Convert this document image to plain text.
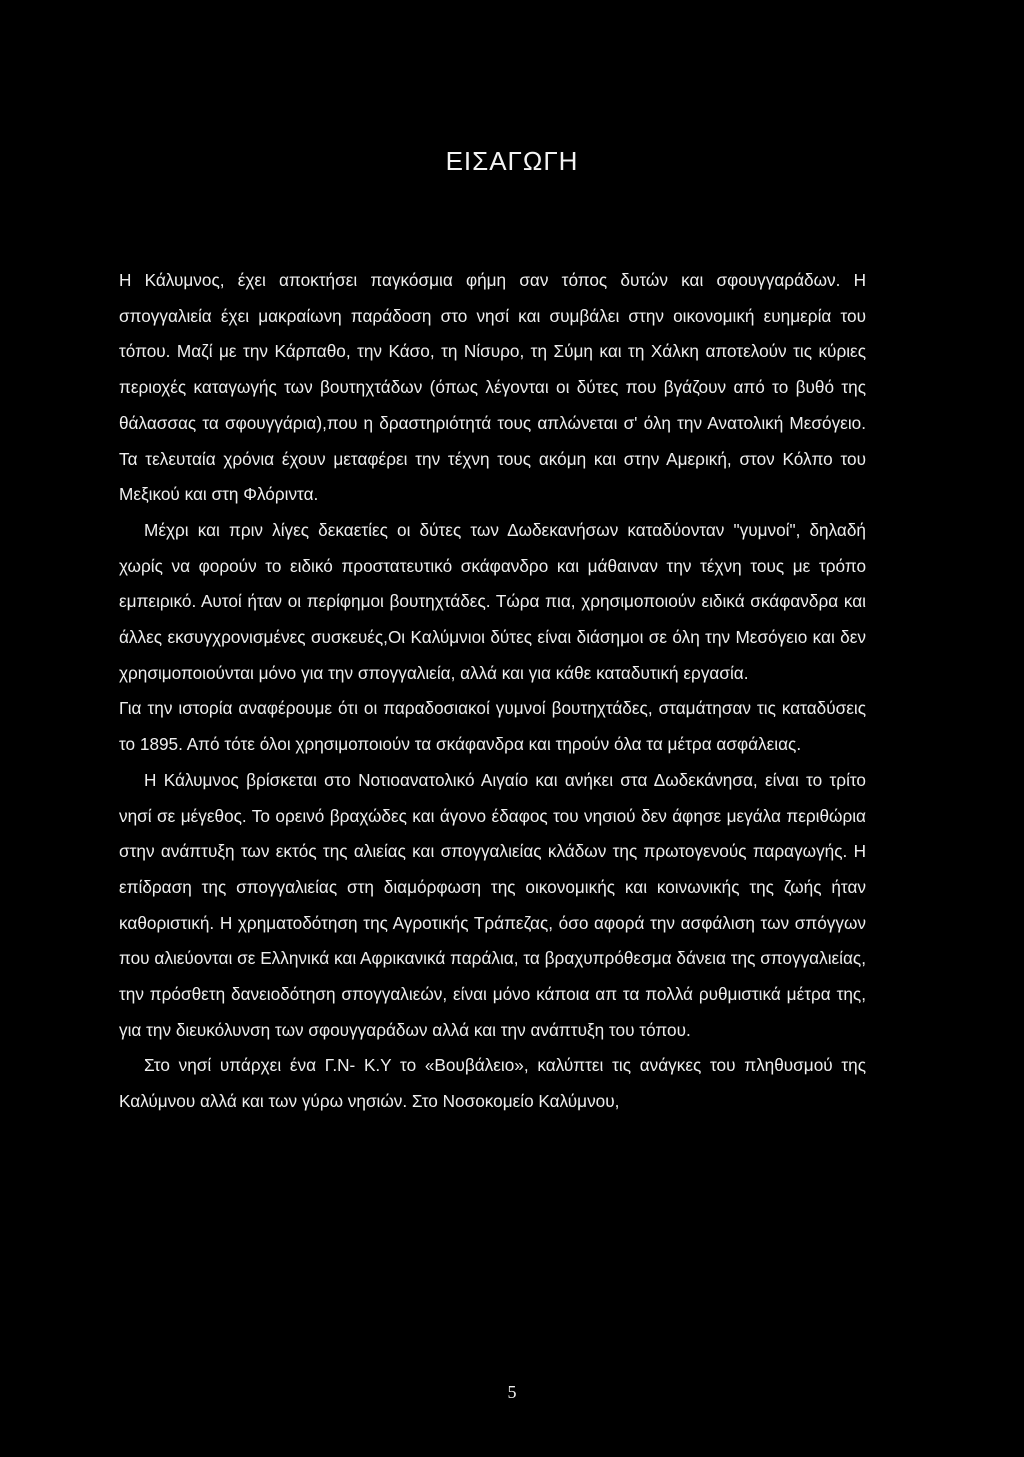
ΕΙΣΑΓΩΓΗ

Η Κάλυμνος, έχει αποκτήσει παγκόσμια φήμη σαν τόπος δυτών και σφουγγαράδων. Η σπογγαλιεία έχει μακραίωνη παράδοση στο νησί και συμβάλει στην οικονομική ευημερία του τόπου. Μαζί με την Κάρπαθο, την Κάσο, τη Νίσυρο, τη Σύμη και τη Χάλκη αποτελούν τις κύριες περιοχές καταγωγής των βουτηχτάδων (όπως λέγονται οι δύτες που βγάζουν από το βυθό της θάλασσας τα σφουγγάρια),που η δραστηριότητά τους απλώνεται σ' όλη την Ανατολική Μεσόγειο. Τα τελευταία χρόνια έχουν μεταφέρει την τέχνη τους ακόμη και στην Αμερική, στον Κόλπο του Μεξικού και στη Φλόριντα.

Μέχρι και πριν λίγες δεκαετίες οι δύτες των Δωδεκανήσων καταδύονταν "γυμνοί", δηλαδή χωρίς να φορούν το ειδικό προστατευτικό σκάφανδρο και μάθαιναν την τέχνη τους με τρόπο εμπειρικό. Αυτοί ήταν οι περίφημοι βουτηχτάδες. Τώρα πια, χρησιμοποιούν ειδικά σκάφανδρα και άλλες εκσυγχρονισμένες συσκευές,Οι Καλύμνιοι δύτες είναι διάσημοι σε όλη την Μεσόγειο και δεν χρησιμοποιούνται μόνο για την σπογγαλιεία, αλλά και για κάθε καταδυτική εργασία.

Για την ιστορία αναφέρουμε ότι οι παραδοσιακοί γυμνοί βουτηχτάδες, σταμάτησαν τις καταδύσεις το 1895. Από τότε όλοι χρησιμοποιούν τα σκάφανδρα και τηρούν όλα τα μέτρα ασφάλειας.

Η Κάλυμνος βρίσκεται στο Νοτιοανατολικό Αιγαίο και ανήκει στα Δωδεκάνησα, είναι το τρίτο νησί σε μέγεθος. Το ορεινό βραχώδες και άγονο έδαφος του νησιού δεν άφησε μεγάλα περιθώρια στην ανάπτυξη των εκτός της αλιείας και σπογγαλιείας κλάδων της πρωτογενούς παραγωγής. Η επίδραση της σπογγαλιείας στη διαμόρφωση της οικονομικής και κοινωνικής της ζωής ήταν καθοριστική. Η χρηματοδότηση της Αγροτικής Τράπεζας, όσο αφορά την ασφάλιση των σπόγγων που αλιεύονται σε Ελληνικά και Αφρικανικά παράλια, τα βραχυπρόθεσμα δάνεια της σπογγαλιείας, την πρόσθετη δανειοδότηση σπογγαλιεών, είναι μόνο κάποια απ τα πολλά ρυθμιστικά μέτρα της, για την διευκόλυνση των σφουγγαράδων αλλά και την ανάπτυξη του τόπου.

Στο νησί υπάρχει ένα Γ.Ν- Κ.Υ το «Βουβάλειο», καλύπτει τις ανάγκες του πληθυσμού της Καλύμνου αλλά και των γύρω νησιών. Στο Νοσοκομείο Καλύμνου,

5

> **Requirements**
Except for the pictures, copy every line of the records above exactly.

> **Finished answer**
Convert this document image to plain text.
ΕΙΣΑΓΩΓΗ

Η Κάλυμνος, έχει αποκτήσει παγκόσμια φήμη σαν τόπος δυτών και σφουγγαράδων. Η σπογγαλιεία έχει μακραίωνη παράδοση στο νησί και συμβάλει στην οικονομική ευημερία του τόπου. Μαζί με την Κάρπαθο, την Κάσο, τη Νίσυρο, τη Σύμη και τη Χάλκη αποτελούν τις κύριες περιοχές καταγωγής των βουτηχτάδων (όπως λέγονται οι δύτες που βγάζουν από το βυθό της θάλασσας τα σφουγγάρια),που η δραστηριότητά τους απλώνεται σ' όλη την Ανατολική Μεσόγειο. Τα τελευταία χρόνια έχουν μεταφέρει την τέχνη τους ακόμη και στην Αμερική, στον Κόλπο του Μεξικού και στη Φλόριντα.

Μέχρι και πριν λίγες δεκαετίες οι δύτες των Δωδεκανήσων καταδύονταν "γυμνοί", δηλαδή χωρίς να φορούν το ειδικό προστατευτικό σκάφανδρο και μάθαιναν την τέχνη τους με τρόπο εμπειρικό. Αυτοί ήταν οι περίφημοι βουτηχτάδες. Τώρα πια, χρησιμοποιούν ειδικά σκάφανδρα και άλλες εκσυγχρονισμένες συσκευές,Οι Καλύμνιοι δύτες είναι διάσημοι σε όλη την Μεσόγειο και δεν χρησιμοποιούνται μόνο για την σπογγαλιεία, αλλά και για κάθε καταδυτική εργασία.

Για την ιστορία αναφέρουμε ότι οι παραδοσιακοί γυμνοί βουτηχτάδες, σταμάτησαν τις καταδύσεις το 1895. Από τότε όλοι χρησιμοποιούν τα σκάφανδρα και τηρούν όλα τα μέτρα ασφάλειας.

Η Κάλυμνος βρίσκεται στο Νοτιοανατολικό Αιγαίο και ανήκει στα Δωδεκάνησα, είναι το τρίτο νησί σε μέγεθος. Το ορεινό βραχώδες και άγονο έδαφος του νησιού δεν άφησε μεγάλα περιθώρια στην ανάπτυξη των εκτός της αλιείας και σπογγαλιείας κλάδων της πρωτογενούς παραγωγής. Η επίδραση της σπογγαλιείας στη διαμόρφωση της οικονομικής και κοινωνικής της ζωής ήταν καθοριστική. Η χρηματοδότηση της Αγροτικής Τράπεζας, όσο αφορά την ασφάλιση των σπόγγων που αλιεύονται σε Ελληνικά και Αφρικανικά παράλια, τα βραχυπρόθεσμα δάνεια της σπογγαλιείας, την πρόσθετη δανειοδότηση σπογγαλιεών, είναι μόνο κάποια απ τα πολλά ρυθμιστικά μέτρα της, για την διευκόλυνση των σφουγγαράδων αλλά και την ανάπτυξη του τόπου.

Στο νησί υπάρχει ένα Γ.Ν- Κ.Υ το «Βουβάλειο», καλύπτει τις ανάγκες του πληθυσμού της Καλύμνου αλλά και των γύρω νησιών. Στο Νοσοκομείο Καλύμνου,

5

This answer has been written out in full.